• _PROBLEM TO SOLVE_: Check each line of the material. Copy those containing "JSON".

•••

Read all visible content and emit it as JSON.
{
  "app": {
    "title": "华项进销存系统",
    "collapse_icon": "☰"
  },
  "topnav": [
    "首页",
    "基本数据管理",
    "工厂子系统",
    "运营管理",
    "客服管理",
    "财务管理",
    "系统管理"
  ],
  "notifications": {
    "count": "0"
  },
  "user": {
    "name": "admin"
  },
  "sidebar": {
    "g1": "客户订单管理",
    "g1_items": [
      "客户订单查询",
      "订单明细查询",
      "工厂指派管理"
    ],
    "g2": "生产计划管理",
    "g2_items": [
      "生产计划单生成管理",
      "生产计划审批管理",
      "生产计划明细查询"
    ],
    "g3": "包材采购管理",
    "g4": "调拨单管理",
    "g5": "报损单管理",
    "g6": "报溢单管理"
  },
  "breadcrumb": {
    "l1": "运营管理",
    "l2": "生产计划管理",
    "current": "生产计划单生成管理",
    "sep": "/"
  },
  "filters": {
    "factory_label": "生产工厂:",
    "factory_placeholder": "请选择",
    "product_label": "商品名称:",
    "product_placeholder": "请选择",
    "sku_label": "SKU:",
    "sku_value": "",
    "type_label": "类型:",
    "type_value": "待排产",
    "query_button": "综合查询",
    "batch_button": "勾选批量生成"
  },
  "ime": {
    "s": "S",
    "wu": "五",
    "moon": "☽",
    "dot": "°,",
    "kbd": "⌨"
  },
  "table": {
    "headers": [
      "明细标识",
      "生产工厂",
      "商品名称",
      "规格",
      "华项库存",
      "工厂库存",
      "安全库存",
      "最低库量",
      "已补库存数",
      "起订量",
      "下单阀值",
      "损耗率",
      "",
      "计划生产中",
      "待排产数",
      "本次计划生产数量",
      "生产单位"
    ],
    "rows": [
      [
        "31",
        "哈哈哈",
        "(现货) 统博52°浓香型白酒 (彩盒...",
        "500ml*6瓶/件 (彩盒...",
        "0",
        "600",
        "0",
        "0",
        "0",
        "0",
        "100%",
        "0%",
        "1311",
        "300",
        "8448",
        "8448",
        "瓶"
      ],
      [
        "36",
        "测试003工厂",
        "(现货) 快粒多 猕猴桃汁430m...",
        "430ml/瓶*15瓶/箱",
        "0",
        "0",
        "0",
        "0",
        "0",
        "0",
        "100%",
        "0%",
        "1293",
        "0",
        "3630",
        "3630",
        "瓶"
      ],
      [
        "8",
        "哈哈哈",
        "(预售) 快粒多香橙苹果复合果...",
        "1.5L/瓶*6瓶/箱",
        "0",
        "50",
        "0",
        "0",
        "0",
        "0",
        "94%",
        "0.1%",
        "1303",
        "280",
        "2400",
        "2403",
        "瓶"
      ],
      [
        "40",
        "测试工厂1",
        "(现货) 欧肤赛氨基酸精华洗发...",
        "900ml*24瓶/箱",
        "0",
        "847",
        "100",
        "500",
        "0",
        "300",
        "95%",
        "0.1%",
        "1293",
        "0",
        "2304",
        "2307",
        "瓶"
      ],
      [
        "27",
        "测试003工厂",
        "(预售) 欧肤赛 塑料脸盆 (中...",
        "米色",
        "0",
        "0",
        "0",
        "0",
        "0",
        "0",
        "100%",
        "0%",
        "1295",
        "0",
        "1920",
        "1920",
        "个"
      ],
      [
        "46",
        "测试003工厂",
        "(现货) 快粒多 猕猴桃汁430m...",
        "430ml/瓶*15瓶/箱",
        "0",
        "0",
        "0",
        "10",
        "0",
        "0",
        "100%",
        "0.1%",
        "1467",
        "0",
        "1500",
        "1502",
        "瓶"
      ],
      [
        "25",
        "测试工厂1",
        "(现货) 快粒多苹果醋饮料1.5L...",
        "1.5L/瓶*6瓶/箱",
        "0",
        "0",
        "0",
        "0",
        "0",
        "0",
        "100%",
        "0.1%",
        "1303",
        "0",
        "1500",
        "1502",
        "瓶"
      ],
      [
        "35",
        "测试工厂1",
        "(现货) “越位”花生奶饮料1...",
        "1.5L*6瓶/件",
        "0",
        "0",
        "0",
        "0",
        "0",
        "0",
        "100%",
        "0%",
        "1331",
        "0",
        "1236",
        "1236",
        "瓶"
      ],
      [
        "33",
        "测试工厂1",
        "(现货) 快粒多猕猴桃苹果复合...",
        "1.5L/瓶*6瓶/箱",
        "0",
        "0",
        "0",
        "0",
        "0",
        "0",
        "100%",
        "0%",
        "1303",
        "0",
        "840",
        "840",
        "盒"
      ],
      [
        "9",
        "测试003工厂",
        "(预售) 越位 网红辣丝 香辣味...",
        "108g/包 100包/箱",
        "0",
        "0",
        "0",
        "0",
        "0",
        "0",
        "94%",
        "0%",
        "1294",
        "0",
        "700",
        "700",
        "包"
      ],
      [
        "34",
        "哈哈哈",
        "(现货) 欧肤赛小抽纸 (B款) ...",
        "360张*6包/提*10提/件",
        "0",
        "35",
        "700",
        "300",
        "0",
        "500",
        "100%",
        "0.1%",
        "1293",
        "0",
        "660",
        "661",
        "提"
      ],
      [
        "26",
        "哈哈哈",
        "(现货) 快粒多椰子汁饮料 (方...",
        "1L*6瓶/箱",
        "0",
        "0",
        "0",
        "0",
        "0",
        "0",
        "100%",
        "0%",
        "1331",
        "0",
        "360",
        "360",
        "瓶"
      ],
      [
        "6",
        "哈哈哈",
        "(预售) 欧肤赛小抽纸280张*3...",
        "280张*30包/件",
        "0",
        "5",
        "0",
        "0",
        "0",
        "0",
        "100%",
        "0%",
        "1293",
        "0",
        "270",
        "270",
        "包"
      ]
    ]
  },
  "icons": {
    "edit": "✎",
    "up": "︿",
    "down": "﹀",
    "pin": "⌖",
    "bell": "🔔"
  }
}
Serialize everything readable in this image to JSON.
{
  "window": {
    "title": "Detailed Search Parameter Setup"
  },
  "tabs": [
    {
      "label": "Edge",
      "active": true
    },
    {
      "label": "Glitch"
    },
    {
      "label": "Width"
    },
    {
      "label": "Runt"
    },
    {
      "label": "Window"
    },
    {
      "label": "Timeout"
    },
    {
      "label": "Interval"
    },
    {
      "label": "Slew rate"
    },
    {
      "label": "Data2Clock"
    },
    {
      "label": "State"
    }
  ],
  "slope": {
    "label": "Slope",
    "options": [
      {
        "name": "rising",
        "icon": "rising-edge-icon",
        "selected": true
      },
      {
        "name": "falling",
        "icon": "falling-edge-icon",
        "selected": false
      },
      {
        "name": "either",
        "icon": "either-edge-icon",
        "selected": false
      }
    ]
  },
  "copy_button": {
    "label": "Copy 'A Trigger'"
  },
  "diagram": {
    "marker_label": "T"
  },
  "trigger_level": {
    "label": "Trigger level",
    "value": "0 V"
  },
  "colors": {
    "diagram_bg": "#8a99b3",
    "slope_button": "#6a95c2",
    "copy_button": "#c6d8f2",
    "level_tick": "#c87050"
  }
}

•••

• _EXERCISE OUTPUT_:
Read all visible content and emit it as JSON.
Serialize everything readable in this image to JSON.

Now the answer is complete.